> _GIVEN REQUEST_:
Scan the lines below for the word "mindig". Copy each line you find it in.

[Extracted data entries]

::::::::

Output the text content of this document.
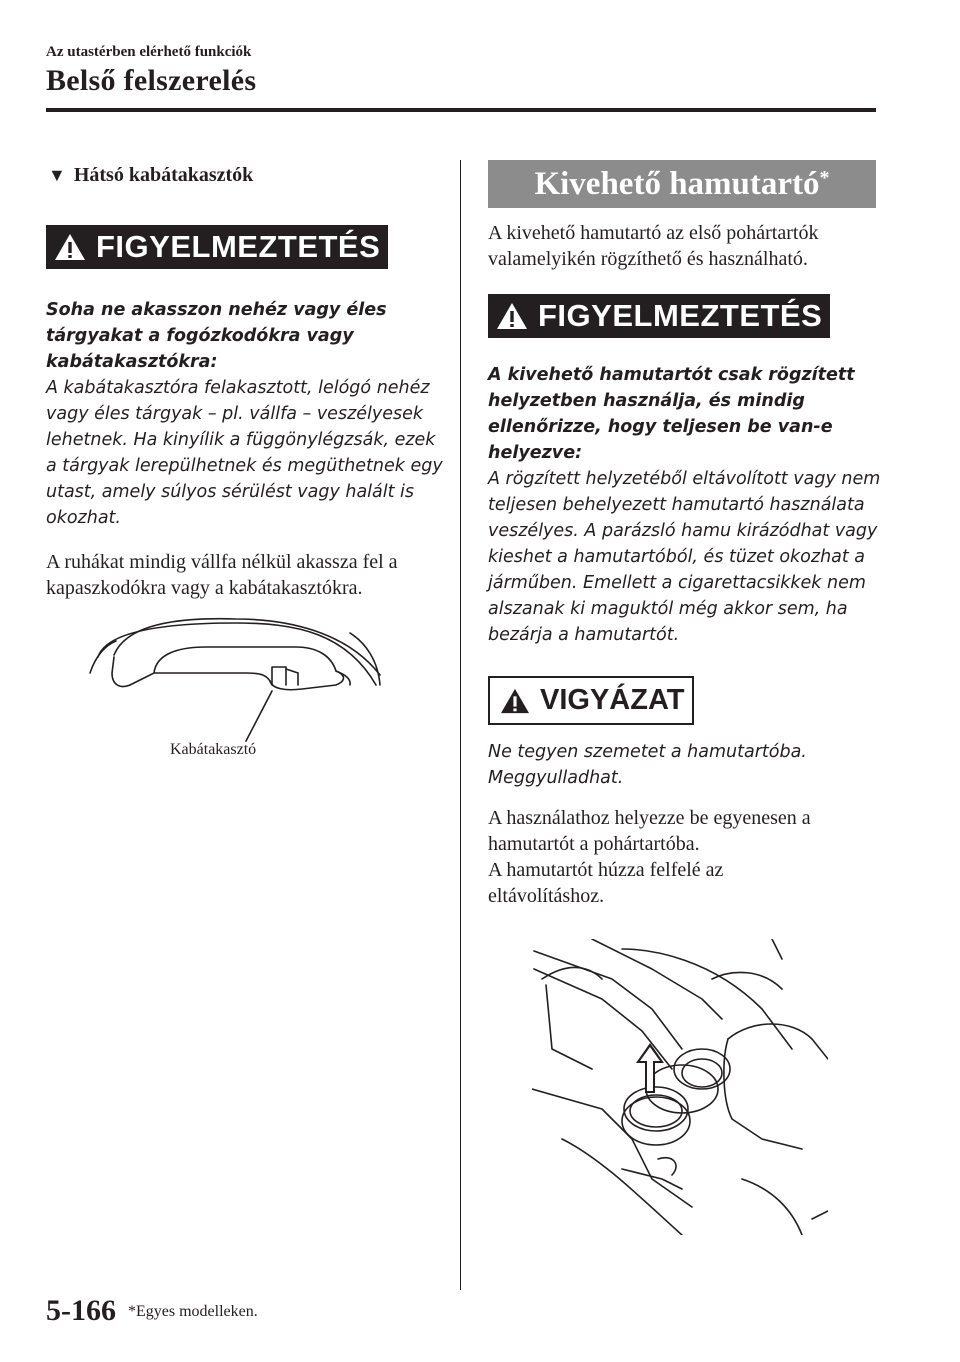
Az utastérben elérhető funkciók
Belső felszerelés
▼ Hátsó kabátakasztók
FIGYELMEZTETÉS

Soha ne akasszon nehéz vagy éles tárgyakat a fogózkodókra vagy kabátakasztókra:
A kabátakasztóra felakasztott, lelógó nehéz vagy éles tárgyak – pl. vállfa – veszélyesek lehetnek. Ha kinyílik a függönylégzsák, ezek a tárgyak lerepülhetnek és megüthetnek egy utast, amely súlyos sérülést vagy halált is okozhat.

A ruhákat mindig vállfa nélkül akassza fel a kapaszkodókra vagy a kabátakasztókra.

Kabátakasztó
Kivehető hamutartó*

A kivehető hamutartó az első pohártartók valamelyikén rögzíthető és használható.

FIGYELMEZTETÉS

A kivehető hamutartót csak rögzített helyzetben használja, és mindig ellenőrizze, hogy teljesen be van-e helyezve:
A rögzített helyzetéből eltávolított vagy nem teljesen behelyezett hamutartó használata veszélyes. A parázsló hamu kirázódhat vagy kieshet a hamutartóból, és tüzet okozhat a járműben. Emellett a cigarettacsikkek nem alszanak ki maguktól még akkor sem, ha bezárja a hamutartót.

VIGYÁZAT

Ne tegyen szemetet a hamutartóba. Meggyulladhat.

A használathoz helyezze be egyenesen a hamutartót a pohártartóba.

A hamutartót húzza felfelé az eltávolításhoz.

5-166 *Egyes modelleken.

::::::::

> _RIGHT ANSWER_:
A ruhákat mindig vállfa nélkül akassza fel a kapaszkodókra vagy a kabátakasztókra.
A kivehető hamutartót csak rögzített helyzetben használja, és mindig ellenőrizze, hogy teljesen be van-e helyezve:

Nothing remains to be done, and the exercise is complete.